Records follow. Pull out every line that contains "Climatology".
------
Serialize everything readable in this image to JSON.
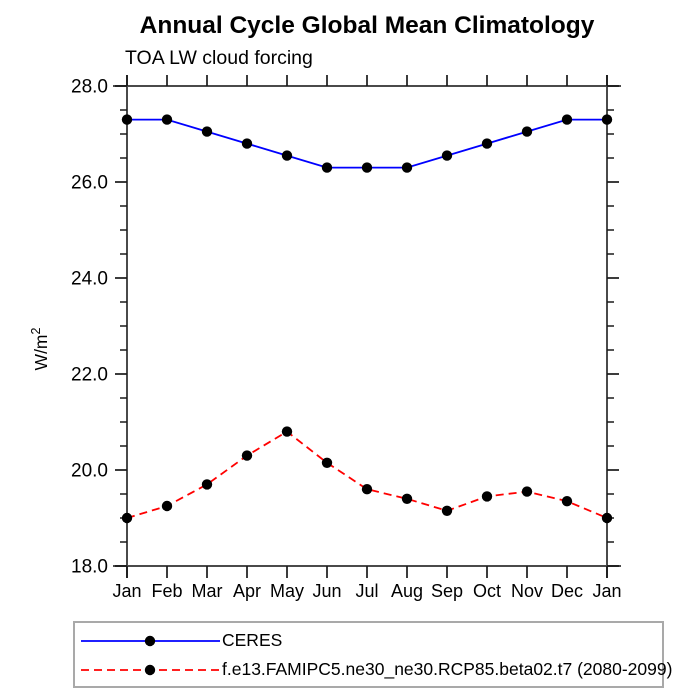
{
  "title": "Annual Cycle Global Mean Climatology",
  "subtitle": "TOA LW cloud forcing",
  "y_axis": {
    "label_base": "W/m",
    "label_sup": "2",
    "tick_labels": [
      "18.0",
      "20.0",
      "22.0",
      "24.0",
      "26.0",
      "28.0"
    ]
  },
  "chart_data": {
    "type": "line",
    "title": "Annual Cycle Global Mean Climatology",
    "subtitle": "TOA LW cloud forcing",
    "xlabel": "",
    "ylabel": "W/m^2",
    "ylim": [
      18.0,
      28.0
    ],
    "y_major_tick_step": 2.0,
    "y_minor_tick_step": 0.5,
    "grid": false,
    "legend_position": "bottom-left-outside",
    "categories": [
      "Jan",
      "Feb",
      "Mar",
      "Apr",
      "May",
      "Jun",
      "Jul",
      "Aug",
      "Sep",
      "Oct",
      "Nov",
      "Dec",
      "Jan"
    ],
    "series": [
      {
        "name": "CERES",
        "line_color": "#0000ff",
        "line_style": "solid",
        "marker": "filled-circle",
        "marker_color": "#000000",
        "values": [
          27.3,
          27.3,
          27.05,
          26.8,
          26.55,
          26.3,
          26.3,
          26.3,
          26.55,
          26.8,
          27.05,
          27.3,
          27.3
        ]
      },
      {
        "name": "f.e13.FAMIPC5.ne30_ne30.RCP85.beta02.t7 (2080-2099)",
        "line_color": "#ff0000",
        "line_style": "dashed",
        "marker": "filled-circle",
        "marker_color": "#000000",
        "values": [
          19.0,
          19.25,
          19.7,
          20.3,
          20.8,
          20.15,
          19.6,
          19.4,
          19.15,
          19.45,
          19.55,
          19.35,
          19.0
        ]
      }
    ]
  },
  "colors": {
    "background": "#ffffff",
    "frame": "#4a4a4a",
    "tick": "#1a1a1a",
    "text": "#000000",
    "legend_border": "#a9a9a9"
  }
}
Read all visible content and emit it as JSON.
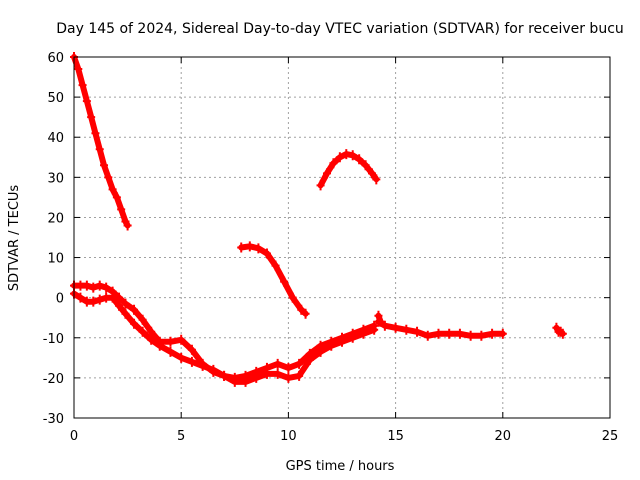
{
  "chart_data": {
    "type": "scatter",
    "title": "Day 145 of 2024, Sidereal Day-to-day VTEC variation (SDTVAR) for receiver bucu",
    "xlabel": "GPS time / hours",
    "ylabel": "SDTVAR / TECUs",
    "xlim": [
      0,
      25
    ],
    "ylim": [
      -30,
      60
    ],
    "xticks": [
      0,
      5,
      10,
      15,
      20,
      25
    ],
    "yticks": [
      -30,
      -20,
      -10,
      0,
      10,
      20,
      30,
      40,
      50,
      60
    ],
    "xtick_labels": [
      "0",
      "5",
      "10",
      "15",
      "20",
      "25"
    ],
    "ytick_labels": [
      "-30",
      "-20",
      "-10",
      "0",
      "10",
      "20",
      "30",
      "40",
      "50",
      "60"
    ],
    "grid": true,
    "legend": "none",
    "marker_color": "#ff0000",
    "series": [
      {
        "name": "arc-descending-high",
        "x": [
          0.0,
          0.2,
          0.4,
          0.6,
          0.8,
          1.0,
          1.2,
          1.4,
          1.6,
          1.8,
          2.0,
          2.2,
          2.4,
          2.5
        ],
        "y": [
          60,
          57,
          53,
          49,
          45,
          41,
          37,
          33,
          30,
          27,
          25,
          22,
          19,
          18
        ]
      },
      {
        "name": "arc-mid-descending",
        "x": [
          7.8,
          8.2,
          8.6,
          9.0,
          9.4,
          9.8,
          10.2,
          10.6,
          10.8
        ],
        "y": [
          12.5,
          12.8,
          12.3,
          11,
          8,
          4,
          0,
          -3,
          -4
        ]
      },
      {
        "name": "arc-hump",
        "x": [
          11.5,
          11.8,
          12.1,
          12.4,
          12.7,
          13.0,
          13.3,
          13.6,
          13.9,
          14.1
        ],
        "y": [
          28,
          31,
          33.5,
          35,
          35.8,
          35.5,
          34.5,
          33,
          31,
          29.5
        ]
      },
      {
        "name": "arc-low-upper",
        "x": [
          0.0,
          0.3,
          0.6,
          0.9,
          1.2,
          1.5,
          1.8,
          2.1,
          2.4,
          2.8,
          3.2,
          3.6,
          4.0,
          4.5,
          5.0,
          5.5,
          6.0,
          6.5,
          7.0,
          7.5,
          8.0,
          8.5,
          9.0,
          9.5,
          10.0,
          10.5,
          11.0,
          11.5,
          12.0,
          12.5,
          13.0,
          13.5,
          14.0
        ],
        "y": [
          3,
          3,
          3,
          2.5,
          3,
          2.5,
          1.5,
          0,
          -1.5,
          -3,
          -5.5,
          -8.5,
          -11,
          -11,
          -10.5,
          -13,
          -16.5,
          -18.5,
          -19.5,
          -20,
          -19.5,
          -18.5,
          -17.5,
          -16.5,
          -17.5,
          -16.5,
          -14,
          -12,
          -11,
          -10,
          -9,
          -8,
          -7
        ]
      },
      {
        "name": "arc-low-lower",
        "x": [
          0.0,
          0.3,
          0.6,
          0.9,
          1.2,
          1.5,
          1.8,
          2.1,
          2.4,
          2.8,
          3.2,
          3.6,
          4.0,
          4.5,
          5.0,
          5.5,
          6.0,
          6.5,
          7.0,
          7.5,
          8.0,
          8.5,
          9.0,
          9.5,
          10.0,
          10.5,
          11.0,
          11.5,
          12.0,
          12.5,
          13.0,
          13.5,
          14.0
        ],
        "y": [
          1,
          0,
          -1,
          -1,
          -0.5,
          0,
          0,
          -2,
          -4,
          -6.5,
          -8.5,
          -10.5,
          -12,
          -13.5,
          -15,
          -16,
          -17,
          -18,
          -19.5,
          -21,
          -21,
          -20,
          -19,
          -19,
          -20,
          -19.5,
          -15.5,
          -13.5,
          -12,
          -11,
          -10,
          -9,
          -8
        ]
      },
      {
        "name": "arc-tail",
        "x": [
          14.2,
          14.5,
          15.0,
          15.5,
          16.0,
          16.5,
          17.0,
          17.5,
          18.0,
          18.5,
          19.0,
          19.5,
          20.0
        ],
        "y": [
          -6,
          -7,
          -7.5,
          -8,
          -8.5,
          -9.5,
          -9,
          -9,
          -9,
          -9.5,
          -9.5,
          -9,
          -9
        ]
      },
      {
        "name": "spike-near-14",
        "x": [
          14.2,
          14.3
        ],
        "y": [
          -4.5,
          -6
        ]
      },
      {
        "name": "arc-isolated",
        "x": [
          22.5,
          22.6,
          22.7,
          22.8
        ],
        "y": [
          -7.5,
          -8.5,
          -8.5,
          -9
        ]
      }
    ]
  }
}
------
The response:
  "title": "Annual Cycle Global Mean Climatology",
    "title": "Annual Cycle Global Mean Climatology",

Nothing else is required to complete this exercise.